— Start of DATA SHOWN —

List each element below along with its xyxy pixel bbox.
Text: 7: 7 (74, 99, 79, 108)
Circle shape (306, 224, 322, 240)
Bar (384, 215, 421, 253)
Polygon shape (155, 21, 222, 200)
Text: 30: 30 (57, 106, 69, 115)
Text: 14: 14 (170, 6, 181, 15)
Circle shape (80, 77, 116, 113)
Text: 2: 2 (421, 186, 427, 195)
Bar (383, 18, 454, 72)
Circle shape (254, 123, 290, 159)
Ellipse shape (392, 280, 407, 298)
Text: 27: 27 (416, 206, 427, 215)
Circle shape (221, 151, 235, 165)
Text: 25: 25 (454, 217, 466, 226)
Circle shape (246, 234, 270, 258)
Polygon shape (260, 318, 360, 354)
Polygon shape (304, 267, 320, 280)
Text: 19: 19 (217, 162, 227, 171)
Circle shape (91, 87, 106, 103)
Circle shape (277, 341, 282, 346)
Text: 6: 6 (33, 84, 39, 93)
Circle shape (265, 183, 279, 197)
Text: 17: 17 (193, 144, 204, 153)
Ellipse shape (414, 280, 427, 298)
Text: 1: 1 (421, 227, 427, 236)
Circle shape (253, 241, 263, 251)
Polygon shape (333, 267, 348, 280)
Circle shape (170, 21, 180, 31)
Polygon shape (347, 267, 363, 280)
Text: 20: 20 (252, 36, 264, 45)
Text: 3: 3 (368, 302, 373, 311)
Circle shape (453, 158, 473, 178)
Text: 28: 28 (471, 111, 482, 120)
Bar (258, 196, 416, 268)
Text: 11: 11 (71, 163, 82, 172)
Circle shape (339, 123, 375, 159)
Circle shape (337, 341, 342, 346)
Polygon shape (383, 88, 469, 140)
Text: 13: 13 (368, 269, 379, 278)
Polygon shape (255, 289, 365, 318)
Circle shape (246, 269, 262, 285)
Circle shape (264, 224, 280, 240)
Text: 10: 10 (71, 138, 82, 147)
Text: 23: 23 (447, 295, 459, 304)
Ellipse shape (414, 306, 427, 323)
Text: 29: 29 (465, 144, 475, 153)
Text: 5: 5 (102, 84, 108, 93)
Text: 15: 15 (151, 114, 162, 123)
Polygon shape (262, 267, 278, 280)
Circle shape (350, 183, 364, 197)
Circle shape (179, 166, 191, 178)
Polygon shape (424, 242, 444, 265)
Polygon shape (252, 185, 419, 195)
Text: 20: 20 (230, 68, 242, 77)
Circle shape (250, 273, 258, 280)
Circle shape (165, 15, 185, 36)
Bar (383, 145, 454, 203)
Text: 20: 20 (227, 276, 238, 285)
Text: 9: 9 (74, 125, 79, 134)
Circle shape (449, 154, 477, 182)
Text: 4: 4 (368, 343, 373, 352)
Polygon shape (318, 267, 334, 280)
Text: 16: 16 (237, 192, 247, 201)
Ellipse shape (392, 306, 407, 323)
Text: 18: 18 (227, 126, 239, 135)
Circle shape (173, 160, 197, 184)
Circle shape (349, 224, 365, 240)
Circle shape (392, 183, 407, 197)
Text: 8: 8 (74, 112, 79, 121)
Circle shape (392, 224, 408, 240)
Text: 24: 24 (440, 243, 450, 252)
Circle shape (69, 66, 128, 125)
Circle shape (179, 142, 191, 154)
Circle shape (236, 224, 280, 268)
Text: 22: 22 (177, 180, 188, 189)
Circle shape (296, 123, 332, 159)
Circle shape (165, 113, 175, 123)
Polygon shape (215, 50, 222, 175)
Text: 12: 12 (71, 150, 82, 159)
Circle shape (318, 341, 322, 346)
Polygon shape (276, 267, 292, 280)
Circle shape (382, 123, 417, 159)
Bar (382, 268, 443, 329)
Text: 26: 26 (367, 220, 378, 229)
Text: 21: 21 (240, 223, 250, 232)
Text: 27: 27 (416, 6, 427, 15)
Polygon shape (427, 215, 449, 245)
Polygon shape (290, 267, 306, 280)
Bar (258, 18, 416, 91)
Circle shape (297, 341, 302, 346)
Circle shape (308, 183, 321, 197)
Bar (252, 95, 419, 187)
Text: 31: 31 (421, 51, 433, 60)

— End of DATA SHOWN —

GOAL:
Lay out the lines above as a Markdown table with the columns Line and Text, giving each line's number and the line itself and omitting blank lines. Begin at the first line of the rows and stop after the line that contains "Circle shape (350, 183, 364, 197)".

OUTPUT BELOW:
| Line | Text |
|---|---|
| 1 | List each element below along with its xyxy pixel bbox. |
| 2 | Text: 7: 7 (74, 99, 79, 108) |
| 3 | Circle shape (306, 224, 322, 240) |
| 4 | Bar (384, 215, 421, 253) |
| 5 | Polygon shape (155, 21, 222, 200) |
| 6 | Text: 30: 30 (57, 106, 69, 115) |
| 7 | Text: 14: 14 (170, 6, 181, 15) |
| 8 | Circle shape (80, 77, 116, 113) |
| 9 | Text: 2: 2 (421, 186, 427, 195) |
| 10 | Bar (383, 18, 454, 72) |
| 11 | Circle shape (254, 123, 290, 159) |
| 12 | Ellipse shape (392, 280, 407, 298) |
| 13 | Text: 27: 27 (416, 206, 427, 215) |
| 14 | Circle shape (221, 151, 235, 165) |
| 15 | Text: 25: 25 (454, 217, 466, 226) |
| 16 | Circle shape (246, 234, 270, 258) |
| 17 | Polygon shape (260, 318, 360, 354) |
| 18 | Polygon shape (304, 267, 320, 280) |
| 19 | Text: 19: 19 (217, 162, 227, 171) |
| 20 | Circle shape (91, 87, 106, 103) |
| 21 | Circle shape (277, 341, 282, 346) |
| 22 | Text: 6: 6 (33, 84, 39, 93) |
| 23 | Circle shape (265, 183, 279, 197) |
| 24 | Text: 17: 17 (193, 144, 204, 153) |
| 25 | Ellipse shape (414, 280, 427, 298) |
| 26 | Text: 1: 1 (421, 227, 427, 236) |
| 27 | Circle shape (253, 241, 263, 251) |
| 28 | Polygon shape (333, 267, 348, 280) |
| 29 | Circle shape (170, 21, 180, 31) |
| 30 | Polygon shape (347, 267, 363, 280) |
| 31 | Text: 20: 20 (252, 36, 264, 45) |
| 32 | Text: 3: 3 (368, 302, 373, 311) |
| 33 | Circle shape (453, 158, 473, 178) |
| 34 | Text: 28: 28 (471, 111, 482, 120) |
| 35 | Bar (258, 196, 416, 268) |
| 36 | Text: 11: 11 (71, 163, 82, 172) |
| 37 | Circle shape (339, 123, 375, 159) |
| 38 | Circle shape (337, 341, 342, 346) |
| 39 | Polygon shape (383, 88, 469, 140) |
| 40 | Text: 13: 13 (368, 269, 379, 278) |
| 41 | Polygon shape (255, 289, 365, 318) |
| 42 | Circle shape (246, 269, 262, 285) |
| 43 | Circle shape (264, 224, 280, 240) |
| 44 | Text: 10: 10 (71, 138, 82, 147) |
| 45 | Text: 23: 23 (447, 295, 459, 304) |
| 46 | Ellipse shape (414, 306, 427, 323) |
| 47 | Text: 29: 29 (465, 144, 475, 153) |
| 48 | Text: 5: 5 (102, 84, 108, 93) |
| 49 | Text: 15: 15 (151, 114, 162, 123) |
| 50 | Polygon shape (262, 267, 278, 280) |
| 51 | Circle shape (350, 183, 364, 197) |